*What you need to do*
In the material below, list every line carrying the string "smiling".

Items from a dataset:

* begin *

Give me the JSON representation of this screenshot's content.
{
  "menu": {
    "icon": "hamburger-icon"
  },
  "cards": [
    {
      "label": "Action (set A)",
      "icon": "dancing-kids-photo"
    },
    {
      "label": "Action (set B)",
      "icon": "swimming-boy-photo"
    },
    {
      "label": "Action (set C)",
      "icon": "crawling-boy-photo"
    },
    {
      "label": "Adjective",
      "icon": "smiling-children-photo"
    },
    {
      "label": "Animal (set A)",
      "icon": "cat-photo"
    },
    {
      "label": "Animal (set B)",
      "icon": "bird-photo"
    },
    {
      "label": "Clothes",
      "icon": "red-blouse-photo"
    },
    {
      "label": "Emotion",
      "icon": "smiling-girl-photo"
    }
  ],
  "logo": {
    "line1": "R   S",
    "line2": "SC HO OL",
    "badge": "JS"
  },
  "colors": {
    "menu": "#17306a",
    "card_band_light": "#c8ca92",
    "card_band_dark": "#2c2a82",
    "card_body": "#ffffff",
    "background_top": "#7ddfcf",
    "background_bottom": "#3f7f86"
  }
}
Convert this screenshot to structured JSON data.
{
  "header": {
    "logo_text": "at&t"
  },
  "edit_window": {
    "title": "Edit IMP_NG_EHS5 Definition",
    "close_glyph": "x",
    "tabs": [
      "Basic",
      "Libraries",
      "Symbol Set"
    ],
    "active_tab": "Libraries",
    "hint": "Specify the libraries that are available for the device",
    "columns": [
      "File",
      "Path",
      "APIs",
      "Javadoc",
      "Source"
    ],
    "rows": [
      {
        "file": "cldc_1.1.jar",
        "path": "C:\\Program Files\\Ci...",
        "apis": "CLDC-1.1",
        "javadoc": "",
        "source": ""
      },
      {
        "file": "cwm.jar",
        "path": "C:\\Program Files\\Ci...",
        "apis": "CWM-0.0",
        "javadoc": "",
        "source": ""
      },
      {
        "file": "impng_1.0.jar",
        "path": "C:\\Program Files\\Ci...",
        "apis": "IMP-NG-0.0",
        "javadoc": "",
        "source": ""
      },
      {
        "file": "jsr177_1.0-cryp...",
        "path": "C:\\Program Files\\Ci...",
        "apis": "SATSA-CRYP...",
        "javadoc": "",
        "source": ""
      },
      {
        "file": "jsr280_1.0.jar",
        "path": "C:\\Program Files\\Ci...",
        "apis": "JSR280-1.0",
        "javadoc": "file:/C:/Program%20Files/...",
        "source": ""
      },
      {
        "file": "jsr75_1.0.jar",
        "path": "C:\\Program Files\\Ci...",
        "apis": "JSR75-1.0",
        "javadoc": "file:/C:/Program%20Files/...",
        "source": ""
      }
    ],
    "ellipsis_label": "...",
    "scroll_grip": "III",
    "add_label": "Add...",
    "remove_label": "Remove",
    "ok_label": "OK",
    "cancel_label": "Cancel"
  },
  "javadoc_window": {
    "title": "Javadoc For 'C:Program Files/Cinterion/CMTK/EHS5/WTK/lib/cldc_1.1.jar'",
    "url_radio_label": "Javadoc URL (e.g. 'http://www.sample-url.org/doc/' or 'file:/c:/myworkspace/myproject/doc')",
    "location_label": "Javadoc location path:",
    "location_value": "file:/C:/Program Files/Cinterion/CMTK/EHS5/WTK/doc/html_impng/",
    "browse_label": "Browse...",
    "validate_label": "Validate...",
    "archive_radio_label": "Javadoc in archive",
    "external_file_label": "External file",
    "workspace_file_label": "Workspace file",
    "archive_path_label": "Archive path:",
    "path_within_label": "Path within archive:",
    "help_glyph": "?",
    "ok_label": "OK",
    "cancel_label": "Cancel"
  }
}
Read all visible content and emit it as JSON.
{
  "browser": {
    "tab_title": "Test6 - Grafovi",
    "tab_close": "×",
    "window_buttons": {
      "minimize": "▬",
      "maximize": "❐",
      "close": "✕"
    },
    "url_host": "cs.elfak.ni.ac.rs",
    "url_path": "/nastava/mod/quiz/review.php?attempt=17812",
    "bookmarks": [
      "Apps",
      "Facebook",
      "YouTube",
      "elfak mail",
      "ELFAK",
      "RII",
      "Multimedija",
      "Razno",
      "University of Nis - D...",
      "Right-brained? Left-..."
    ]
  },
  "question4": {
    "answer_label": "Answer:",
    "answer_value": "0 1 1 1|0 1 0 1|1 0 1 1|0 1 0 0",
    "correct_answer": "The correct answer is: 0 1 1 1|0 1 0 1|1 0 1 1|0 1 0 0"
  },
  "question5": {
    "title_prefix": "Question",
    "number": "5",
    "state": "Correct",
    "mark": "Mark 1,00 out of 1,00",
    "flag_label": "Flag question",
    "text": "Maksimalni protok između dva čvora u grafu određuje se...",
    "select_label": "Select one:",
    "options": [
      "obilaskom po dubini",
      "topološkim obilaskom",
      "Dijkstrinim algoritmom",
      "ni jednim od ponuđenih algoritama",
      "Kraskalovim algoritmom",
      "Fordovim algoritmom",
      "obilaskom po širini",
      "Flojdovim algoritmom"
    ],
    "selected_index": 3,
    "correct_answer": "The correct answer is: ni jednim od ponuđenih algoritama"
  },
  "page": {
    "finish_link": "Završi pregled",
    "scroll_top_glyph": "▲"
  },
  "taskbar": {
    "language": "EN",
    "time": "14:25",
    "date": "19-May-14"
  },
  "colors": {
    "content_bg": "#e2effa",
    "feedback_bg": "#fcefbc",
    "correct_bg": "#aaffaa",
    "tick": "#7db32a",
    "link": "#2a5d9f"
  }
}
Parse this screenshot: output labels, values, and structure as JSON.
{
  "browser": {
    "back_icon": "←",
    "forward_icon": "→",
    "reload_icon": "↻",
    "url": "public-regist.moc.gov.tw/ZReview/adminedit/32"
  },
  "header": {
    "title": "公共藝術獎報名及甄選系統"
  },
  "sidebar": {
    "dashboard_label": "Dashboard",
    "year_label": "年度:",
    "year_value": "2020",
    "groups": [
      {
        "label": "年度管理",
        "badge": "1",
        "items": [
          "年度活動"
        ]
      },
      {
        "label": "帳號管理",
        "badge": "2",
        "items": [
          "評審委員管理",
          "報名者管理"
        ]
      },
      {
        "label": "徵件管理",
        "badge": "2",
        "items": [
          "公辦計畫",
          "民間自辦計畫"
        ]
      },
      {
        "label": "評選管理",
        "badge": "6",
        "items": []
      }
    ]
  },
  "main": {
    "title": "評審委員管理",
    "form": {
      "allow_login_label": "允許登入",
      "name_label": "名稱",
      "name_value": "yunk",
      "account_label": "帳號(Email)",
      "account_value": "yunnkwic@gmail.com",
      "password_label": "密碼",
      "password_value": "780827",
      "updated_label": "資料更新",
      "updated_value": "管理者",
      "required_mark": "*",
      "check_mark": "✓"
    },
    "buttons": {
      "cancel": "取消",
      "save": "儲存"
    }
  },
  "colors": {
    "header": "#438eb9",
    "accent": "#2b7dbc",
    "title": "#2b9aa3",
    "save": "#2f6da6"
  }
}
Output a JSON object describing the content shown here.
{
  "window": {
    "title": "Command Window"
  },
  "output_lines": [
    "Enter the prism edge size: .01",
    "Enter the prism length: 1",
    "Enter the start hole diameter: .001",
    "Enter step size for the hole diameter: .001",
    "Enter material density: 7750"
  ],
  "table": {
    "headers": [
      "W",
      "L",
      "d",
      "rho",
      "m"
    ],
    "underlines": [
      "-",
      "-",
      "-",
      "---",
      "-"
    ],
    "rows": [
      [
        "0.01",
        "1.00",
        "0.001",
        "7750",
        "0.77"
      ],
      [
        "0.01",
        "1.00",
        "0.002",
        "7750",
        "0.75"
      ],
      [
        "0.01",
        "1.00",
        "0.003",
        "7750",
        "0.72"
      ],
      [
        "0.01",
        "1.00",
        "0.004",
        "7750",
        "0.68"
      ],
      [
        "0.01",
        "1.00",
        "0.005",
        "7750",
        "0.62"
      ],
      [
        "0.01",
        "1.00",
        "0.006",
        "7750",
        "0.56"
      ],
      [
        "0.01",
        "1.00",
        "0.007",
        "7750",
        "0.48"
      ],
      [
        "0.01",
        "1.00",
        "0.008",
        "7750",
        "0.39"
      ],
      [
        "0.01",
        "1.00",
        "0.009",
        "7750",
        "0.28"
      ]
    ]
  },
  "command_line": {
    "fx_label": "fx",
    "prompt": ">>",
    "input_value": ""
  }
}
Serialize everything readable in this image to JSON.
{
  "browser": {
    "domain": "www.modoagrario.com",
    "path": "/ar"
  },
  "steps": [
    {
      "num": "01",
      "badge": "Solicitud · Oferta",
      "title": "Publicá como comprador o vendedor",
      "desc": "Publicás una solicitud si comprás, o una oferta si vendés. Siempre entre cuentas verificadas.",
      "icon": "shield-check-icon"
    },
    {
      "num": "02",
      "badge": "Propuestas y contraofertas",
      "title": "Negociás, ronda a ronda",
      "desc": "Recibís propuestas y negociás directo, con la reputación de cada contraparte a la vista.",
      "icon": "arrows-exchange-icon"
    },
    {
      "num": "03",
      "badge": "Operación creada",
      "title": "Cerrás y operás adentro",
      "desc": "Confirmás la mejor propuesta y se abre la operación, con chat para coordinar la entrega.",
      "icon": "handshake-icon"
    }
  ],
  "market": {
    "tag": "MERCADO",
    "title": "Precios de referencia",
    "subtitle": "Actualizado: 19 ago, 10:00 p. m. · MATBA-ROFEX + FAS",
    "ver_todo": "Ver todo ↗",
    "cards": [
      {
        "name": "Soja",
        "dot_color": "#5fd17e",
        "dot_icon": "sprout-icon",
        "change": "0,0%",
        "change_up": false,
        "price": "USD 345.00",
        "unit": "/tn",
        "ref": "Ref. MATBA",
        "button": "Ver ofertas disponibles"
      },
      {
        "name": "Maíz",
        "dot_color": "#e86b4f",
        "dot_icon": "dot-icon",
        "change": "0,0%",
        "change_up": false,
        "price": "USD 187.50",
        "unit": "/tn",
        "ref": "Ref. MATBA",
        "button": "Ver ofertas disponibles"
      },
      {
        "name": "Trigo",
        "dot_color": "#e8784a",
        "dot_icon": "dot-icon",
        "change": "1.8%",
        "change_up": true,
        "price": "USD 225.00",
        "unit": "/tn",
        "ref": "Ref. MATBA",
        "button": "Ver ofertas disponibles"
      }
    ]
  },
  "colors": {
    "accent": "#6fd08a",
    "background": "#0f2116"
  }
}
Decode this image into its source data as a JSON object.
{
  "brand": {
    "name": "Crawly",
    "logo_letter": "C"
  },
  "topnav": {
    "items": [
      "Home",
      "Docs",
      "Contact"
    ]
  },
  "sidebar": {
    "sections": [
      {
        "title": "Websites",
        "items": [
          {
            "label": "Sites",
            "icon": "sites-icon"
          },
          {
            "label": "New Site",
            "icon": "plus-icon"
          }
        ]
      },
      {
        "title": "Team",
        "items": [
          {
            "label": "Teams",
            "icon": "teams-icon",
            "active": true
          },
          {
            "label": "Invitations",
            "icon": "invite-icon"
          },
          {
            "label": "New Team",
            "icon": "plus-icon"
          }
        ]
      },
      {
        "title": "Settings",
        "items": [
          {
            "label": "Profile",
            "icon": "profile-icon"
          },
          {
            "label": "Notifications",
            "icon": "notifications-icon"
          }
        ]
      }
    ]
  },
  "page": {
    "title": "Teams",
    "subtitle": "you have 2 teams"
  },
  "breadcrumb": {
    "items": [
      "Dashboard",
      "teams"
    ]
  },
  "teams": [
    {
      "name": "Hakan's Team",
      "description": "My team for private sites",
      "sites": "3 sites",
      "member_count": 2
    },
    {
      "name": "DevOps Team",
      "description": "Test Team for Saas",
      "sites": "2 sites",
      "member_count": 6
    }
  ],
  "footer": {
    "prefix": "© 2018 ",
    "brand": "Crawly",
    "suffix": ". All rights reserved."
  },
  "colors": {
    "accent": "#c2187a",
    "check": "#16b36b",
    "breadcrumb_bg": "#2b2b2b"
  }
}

* end *

*Response*
      "icon": "smiling-children-photo"
      "icon": "smiling-girl-photo"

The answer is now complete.